The exercise:
Only lines with the string "JSON" matter here; gather them from the material below.

Records to process:
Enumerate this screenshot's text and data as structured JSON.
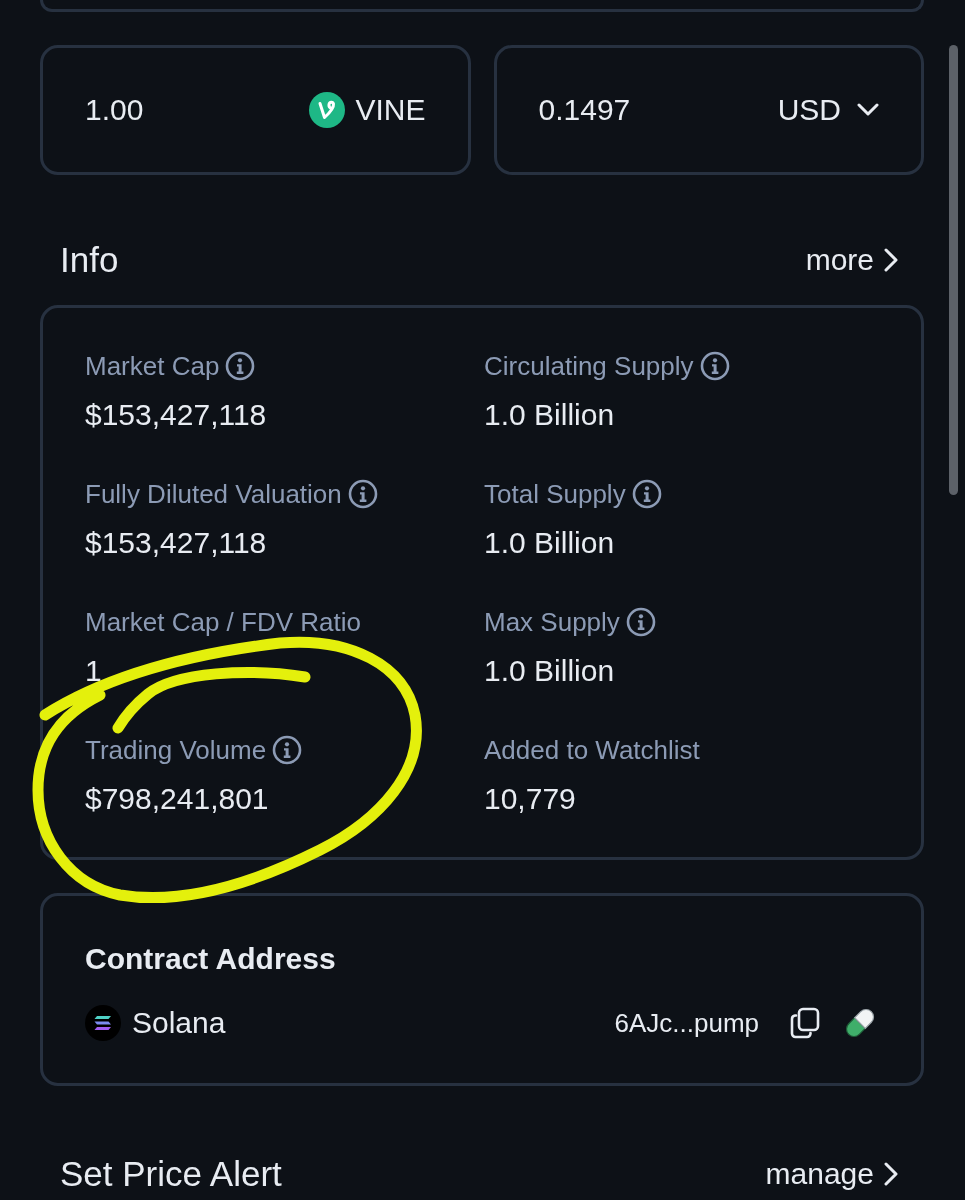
{
  "converter": {
    "from": {
      "value": "1.00",
      "token": "VINE"
    },
    "to": {
      "value": "0.1497",
      "currency": "USD"
    }
  },
  "info": {
    "title": "Info",
    "more": "more",
    "stats": [
      {
        "label": "Market Cap",
        "value": "$153,427,118",
        "info_icon": true
      },
      {
        "label": "Circulating Supply",
        "value": "1.0 Billion",
        "info_icon": true
      },
      {
        "label": "Fully Diluted Valuation",
        "value": "$153,427,118",
        "info_icon": true
      },
      {
        "label": "Total Supply",
        "value": "1.0 Billion",
        "info_icon": true
      },
      {
        "label": "Market Cap / FDV Ratio",
        "value": "1",
        "info_icon": false
      },
      {
        "label": "Max Supply",
        "value": "1.0 Billion",
        "info_icon": true
      },
      {
        "label": "Trading Volume",
        "value": "$798,241,801",
        "info_icon": true
      },
      {
        "label": "Added to Watchlist",
        "value": "10,779",
        "info_icon": false
      }
    ]
  },
  "contract": {
    "title": "Contract Address",
    "chain": "Solana",
    "address": "6AJc...pump"
  },
  "price_alert": {
    "title": "Set Price Alert",
    "link": "manage"
  }
}
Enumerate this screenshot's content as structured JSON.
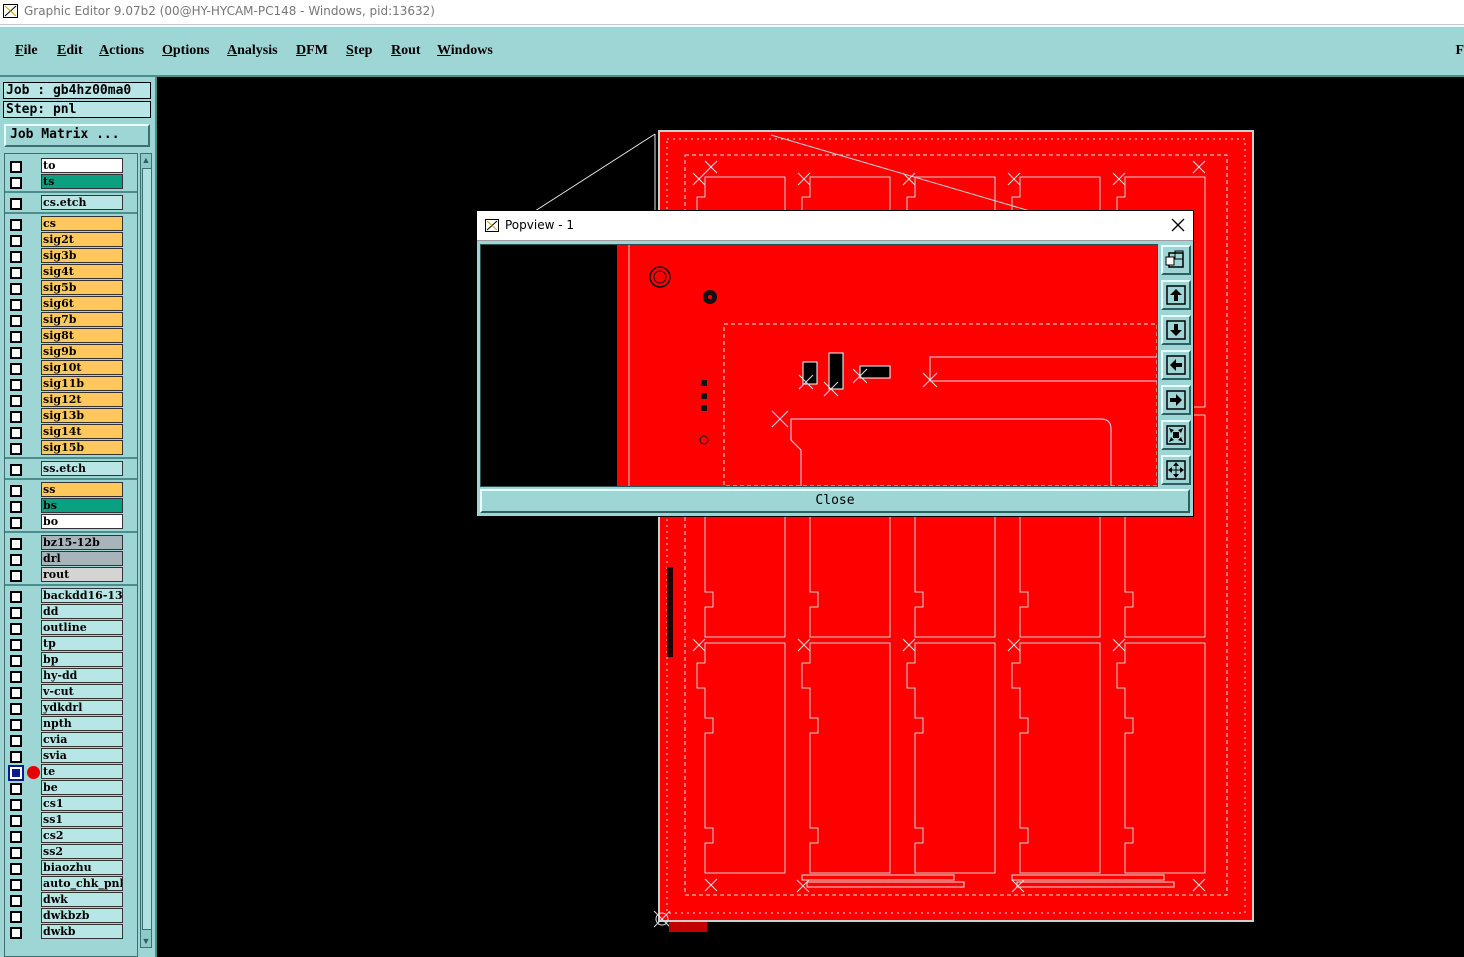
{
  "window": {
    "title": "Graphic Editor 9.07b2 (00@HY-HYCAM-PC148 - Windows, pid:13632)"
  },
  "menu": {
    "items": [
      "File",
      "Edit",
      "Actions",
      "Options",
      "Analysis",
      "DFM",
      "Step",
      "Rout",
      "Windows"
    ],
    "overflow_label": "F"
  },
  "job": {
    "job_line": "Job : gb4hz00ma0",
    "step_line": "Step: pnl",
    "matrix_button": "Job Matrix ..."
  },
  "layers": [
    {
      "name": "to",
      "color": "#ffffff",
      "group": 1
    },
    {
      "name": "ts",
      "color": "#0aa080",
      "group": 1
    },
    {
      "name": "cs.etch",
      "color": "#b8e6e6",
      "group": 2
    },
    {
      "name": "cs",
      "color": "#ffc85a",
      "group": 3
    },
    {
      "name": "sig2t",
      "color": "#ffc85a",
      "group": 3
    },
    {
      "name": "sig3b",
      "color": "#ffc85a",
      "group": 3
    },
    {
      "name": "sig4t",
      "color": "#ffc85a",
      "group": 3
    },
    {
      "name": "sig5b",
      "color": "#ffc85a",
      "group": 3
    },
    {
      "name": "sig6t",
      "color": "#ffc85a",
      "group": 3
    },
    {
      "name": "sig7b",
      "color": "#ffc85a",
      "group": 3
    },
    {
      "name": "sig8t",
      "color": "#ffc85a",
      "group": 3
    },
    {
      "name": "sig9b",
      "color": "#ffc85a",
      "group": 3
    },
    {
      "name": "sig10t",
      "color": "#ffc85a",
      "group": 3
    },
    {
      "name": "sig11b",
      "color": "#ffc85a",
      "group": 3
    },
    {
      "name": "sig12t",
      "color": "#ffc85a",
      "group": 3
    },
    {
      "name": "sig13b",
      "color": "#ffc85a",
      "group": 3
    },
    {
      "name": "sig14t",
      "color": "#ffc85a",
      "group": 3
    },
    {
      "name": "sig15b",
      "color": "#ffc85a",
      "group": 3
    },
    {
      "name": "ss.etch",
      "color": "#b8e6e6",
      "group": 4
    },
    {
      "name": "ss",
      "color": "#ffc85a",
      "group": 5
    },
    {
      "name": "bs",
      "color": "#0aa080",
      "group": 5
    },
    {
      "name": "bo",
      "color": "#ffffff",
      "group": 5
    },
    {
      "name": "bz15-12b",
      "color": "#a8b4bc",
      "group": 6
    },
    {
      "name": "drl",
      "color": "#a8b4bc",
      "group": 6
    },
    {
      "name": "rout",
      "color": "#d4d4d4",
      "group": 6
    },
    {
      "name": "backdd16-13",
      "color": "#b8e6e6",
      "group": 7
    },
    {
      "name": "dd",
      "color": "#b8e6e6",
      "group": 7
    },
    {
      "name": "outline",
      "color": "#b8e6e6",
      "group": 7
    },
    {
      "name": "tp",
      "color": "#b8e6e6",
      "group": 7
    },
    {
      "name": "bp",
      "color": "#b8e6e6",
      "group": 7
    },
    {
      "name": "hy-dd",
      "color": "#b8e6e6",
      "group": 7
    },
    {
      "name": "v-cut",
      "color": "#b8e6e6",
      "group": 7
    },
    {
      "name": "ydkdrl",
      "color": "#b8e6e6",
      "group": 7
    },
    {
      "name": "npth",
      "color": "#b8e6e6",
      "group": 7
    },
    {
      "name": "cvia",
      "color": "#b8e6e6",
      "group": 7
    },
    {
      "name": "svia",
      "color": "#b8e6e6",
      "group": 7
    },
    {
      "name": "te",
      "color": "#b8e6e6",
      "group": 7,
      "active": true
    },
    {
      "name": "be",
      "color": "#b8e6e6",
      "group": 7
    },
    {
      "name": "cs1",
      "color": "#b8e6e6",
      "group": 7
    },
    {
      "name": "ss1",
      "color": "#b8e6e6",
      "group": 7
    },
    {
      "name": "cs2",
      "color": "#b8e6e6",
      "group": 7
    },
    {
      "name": "ss2",
      "color": "#b8e6e6",
      "group": 7
    },
    {
      "name": "biaozhu",
      "color": "#b8e6e6",
      "group": 7
    },
    {
      "name": "auto_chk_pnl",
      "color": "#b8e6e6",
      "group": 7
    },
    {
      "name": "dwk",
      "color": "#b8e6e6",
      "group": 7
    },
    {
      "name": "dwkbzb",
      "color": "#b8e6e6",
      "group": 7
    },
    {
      "name": "dwkb",
      "color": "#b8e6e6",
      "group": 7
    }
  ],
  "popview": {
    "title": "Popview - 1",
    "close_label": "Close",
    "tools": [
      "zoom-window-icon",
      "pan-up-icon",
      "pan-down-icon",
      "pan-left-icon",
      "pan-right-icon",
      "zoom-fit-icon",
      "zoom-home-icon"
    ]
  },
  "colors": {
    "board": "#ff0000",
    "panel": "#9ed6d6",
    "canvas": "#000000",
    "outline": "#c8d0d0"
  }
}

The output:
Enumerate this screenshot's text and data as structured JSON.
Enumerate this screenshot's content as structured JSON.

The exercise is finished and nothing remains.